[Records excerpted from a collection]
>> Begin
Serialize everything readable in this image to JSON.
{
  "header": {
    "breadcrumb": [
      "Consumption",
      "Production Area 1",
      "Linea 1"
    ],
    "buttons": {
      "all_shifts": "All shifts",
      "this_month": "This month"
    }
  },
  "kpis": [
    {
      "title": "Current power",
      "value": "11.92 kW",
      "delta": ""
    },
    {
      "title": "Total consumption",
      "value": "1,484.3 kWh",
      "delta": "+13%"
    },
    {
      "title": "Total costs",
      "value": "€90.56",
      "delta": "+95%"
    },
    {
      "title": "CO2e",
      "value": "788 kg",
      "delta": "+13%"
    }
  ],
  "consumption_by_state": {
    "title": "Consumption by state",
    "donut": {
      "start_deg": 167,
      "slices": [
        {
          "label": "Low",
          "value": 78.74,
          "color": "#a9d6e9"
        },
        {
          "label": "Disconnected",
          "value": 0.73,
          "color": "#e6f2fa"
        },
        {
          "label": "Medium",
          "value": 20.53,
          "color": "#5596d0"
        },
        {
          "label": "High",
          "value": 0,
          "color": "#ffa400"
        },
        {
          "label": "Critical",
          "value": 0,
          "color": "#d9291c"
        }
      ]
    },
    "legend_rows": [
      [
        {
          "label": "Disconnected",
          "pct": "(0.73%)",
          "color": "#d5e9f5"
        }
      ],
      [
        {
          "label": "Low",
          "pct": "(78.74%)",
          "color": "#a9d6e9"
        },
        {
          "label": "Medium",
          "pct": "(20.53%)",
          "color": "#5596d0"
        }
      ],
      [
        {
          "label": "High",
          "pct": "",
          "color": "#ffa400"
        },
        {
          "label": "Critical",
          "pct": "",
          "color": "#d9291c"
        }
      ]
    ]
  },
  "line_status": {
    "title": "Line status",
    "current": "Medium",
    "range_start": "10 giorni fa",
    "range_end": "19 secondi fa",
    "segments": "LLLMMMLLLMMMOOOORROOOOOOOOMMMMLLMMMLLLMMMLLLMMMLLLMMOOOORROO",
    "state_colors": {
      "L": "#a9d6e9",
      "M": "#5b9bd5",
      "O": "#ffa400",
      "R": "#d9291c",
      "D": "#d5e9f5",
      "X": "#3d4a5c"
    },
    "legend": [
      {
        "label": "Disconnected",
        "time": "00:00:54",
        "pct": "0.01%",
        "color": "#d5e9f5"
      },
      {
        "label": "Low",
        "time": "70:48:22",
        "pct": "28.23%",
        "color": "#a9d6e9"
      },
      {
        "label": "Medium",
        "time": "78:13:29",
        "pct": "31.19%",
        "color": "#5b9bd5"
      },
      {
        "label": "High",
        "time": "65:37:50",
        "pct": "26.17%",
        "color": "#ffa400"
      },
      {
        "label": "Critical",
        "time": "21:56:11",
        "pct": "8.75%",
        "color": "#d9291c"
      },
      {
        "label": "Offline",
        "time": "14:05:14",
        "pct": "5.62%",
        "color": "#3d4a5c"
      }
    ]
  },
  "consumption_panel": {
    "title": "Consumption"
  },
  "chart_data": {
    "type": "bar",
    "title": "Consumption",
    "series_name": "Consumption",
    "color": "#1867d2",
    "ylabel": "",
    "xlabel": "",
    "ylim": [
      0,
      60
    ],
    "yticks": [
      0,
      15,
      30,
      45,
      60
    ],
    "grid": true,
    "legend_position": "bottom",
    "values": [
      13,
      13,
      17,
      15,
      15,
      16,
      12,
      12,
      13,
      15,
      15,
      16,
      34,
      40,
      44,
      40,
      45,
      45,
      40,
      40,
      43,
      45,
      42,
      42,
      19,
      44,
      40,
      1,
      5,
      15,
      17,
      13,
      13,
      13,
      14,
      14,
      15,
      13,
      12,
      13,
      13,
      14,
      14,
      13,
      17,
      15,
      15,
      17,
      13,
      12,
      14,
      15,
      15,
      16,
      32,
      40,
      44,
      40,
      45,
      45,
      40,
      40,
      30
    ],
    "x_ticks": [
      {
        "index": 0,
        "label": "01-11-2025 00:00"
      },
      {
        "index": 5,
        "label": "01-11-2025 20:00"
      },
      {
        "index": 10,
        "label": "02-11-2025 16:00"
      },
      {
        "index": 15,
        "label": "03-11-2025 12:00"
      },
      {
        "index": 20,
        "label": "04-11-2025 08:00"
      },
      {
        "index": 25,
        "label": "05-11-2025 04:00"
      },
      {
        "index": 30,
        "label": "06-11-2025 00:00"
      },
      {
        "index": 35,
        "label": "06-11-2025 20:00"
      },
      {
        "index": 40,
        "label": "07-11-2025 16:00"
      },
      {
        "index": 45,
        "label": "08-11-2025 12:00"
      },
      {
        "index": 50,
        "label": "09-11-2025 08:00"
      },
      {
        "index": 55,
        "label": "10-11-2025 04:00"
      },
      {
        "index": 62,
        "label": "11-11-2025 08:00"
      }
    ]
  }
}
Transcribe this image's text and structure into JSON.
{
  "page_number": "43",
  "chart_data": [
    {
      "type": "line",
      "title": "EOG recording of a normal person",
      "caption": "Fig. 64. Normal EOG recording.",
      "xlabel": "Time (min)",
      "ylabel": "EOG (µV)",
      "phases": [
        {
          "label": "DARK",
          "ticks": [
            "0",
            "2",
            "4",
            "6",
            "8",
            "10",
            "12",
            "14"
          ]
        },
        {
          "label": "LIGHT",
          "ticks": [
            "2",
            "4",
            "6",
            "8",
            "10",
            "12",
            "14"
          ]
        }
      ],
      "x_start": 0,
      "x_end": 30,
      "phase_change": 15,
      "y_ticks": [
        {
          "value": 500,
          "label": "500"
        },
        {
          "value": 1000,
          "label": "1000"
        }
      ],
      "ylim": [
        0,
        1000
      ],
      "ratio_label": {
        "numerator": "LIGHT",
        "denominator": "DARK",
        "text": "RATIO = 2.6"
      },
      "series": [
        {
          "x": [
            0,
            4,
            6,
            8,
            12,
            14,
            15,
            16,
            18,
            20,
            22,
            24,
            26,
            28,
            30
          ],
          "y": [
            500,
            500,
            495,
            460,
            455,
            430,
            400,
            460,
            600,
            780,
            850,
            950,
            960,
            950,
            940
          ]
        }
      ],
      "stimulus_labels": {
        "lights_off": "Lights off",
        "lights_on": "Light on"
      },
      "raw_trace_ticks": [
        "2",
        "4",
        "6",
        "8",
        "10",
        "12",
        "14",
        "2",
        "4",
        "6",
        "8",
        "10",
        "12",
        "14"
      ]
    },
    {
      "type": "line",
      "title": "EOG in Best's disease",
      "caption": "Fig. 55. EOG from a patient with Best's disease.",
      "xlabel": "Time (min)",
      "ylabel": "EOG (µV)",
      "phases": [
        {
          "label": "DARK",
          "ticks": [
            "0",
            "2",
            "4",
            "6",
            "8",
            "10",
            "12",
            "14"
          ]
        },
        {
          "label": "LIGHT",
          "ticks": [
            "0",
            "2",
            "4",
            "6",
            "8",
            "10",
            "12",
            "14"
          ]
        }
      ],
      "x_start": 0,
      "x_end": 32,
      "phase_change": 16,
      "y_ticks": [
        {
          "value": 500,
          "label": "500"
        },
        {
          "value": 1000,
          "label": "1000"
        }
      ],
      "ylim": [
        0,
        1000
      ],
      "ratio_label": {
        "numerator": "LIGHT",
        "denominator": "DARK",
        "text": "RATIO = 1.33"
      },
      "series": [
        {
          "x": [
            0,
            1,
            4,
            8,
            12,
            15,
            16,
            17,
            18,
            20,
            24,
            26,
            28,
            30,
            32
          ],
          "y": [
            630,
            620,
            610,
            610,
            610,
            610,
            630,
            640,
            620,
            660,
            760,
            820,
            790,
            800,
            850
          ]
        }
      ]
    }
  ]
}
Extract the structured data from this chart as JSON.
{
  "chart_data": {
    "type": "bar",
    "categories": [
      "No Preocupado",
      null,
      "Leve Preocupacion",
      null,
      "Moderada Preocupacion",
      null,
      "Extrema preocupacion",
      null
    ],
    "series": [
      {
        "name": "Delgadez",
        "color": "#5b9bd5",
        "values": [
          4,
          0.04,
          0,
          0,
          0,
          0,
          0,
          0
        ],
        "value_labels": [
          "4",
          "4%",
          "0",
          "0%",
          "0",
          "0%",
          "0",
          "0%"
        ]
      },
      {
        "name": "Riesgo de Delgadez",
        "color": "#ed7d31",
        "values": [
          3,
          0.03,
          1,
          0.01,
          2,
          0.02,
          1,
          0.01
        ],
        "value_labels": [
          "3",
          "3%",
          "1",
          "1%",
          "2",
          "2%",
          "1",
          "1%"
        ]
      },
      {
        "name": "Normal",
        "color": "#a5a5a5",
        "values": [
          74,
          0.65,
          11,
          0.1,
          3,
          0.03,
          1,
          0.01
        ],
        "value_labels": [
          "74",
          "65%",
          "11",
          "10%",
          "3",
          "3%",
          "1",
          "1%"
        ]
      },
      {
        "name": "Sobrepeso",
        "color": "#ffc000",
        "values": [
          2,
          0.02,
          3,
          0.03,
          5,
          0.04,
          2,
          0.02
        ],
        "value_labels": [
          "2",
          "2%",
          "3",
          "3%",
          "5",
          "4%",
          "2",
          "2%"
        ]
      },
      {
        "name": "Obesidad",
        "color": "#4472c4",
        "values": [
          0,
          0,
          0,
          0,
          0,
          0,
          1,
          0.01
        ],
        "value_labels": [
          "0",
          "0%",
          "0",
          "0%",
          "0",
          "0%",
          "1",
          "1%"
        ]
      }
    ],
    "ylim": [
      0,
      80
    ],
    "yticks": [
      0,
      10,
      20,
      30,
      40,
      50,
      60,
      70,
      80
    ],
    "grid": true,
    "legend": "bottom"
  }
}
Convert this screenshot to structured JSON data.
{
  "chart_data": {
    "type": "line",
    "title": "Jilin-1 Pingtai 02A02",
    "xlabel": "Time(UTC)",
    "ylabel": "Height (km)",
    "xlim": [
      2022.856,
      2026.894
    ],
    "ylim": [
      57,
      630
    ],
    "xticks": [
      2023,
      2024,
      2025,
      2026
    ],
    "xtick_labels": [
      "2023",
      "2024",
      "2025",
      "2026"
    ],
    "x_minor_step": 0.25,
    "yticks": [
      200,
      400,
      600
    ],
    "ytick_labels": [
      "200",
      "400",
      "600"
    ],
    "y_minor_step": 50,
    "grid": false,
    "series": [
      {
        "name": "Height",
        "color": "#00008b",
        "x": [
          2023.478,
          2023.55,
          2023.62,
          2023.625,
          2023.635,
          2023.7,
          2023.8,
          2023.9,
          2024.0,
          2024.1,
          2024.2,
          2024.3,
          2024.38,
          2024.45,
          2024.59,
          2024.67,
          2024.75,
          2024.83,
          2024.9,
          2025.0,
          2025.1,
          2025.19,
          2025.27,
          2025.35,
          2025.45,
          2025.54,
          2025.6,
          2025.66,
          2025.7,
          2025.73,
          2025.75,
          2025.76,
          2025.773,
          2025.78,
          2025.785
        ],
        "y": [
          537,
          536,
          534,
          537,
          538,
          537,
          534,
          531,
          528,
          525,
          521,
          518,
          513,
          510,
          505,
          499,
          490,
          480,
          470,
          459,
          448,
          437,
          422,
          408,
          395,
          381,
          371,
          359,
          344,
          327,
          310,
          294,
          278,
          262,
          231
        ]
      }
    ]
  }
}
>> End
*SHORT TASK*
Supply the count of lines in the entries that contain the word "disease", and nothing besides.

*ANSWER IN FULL*
2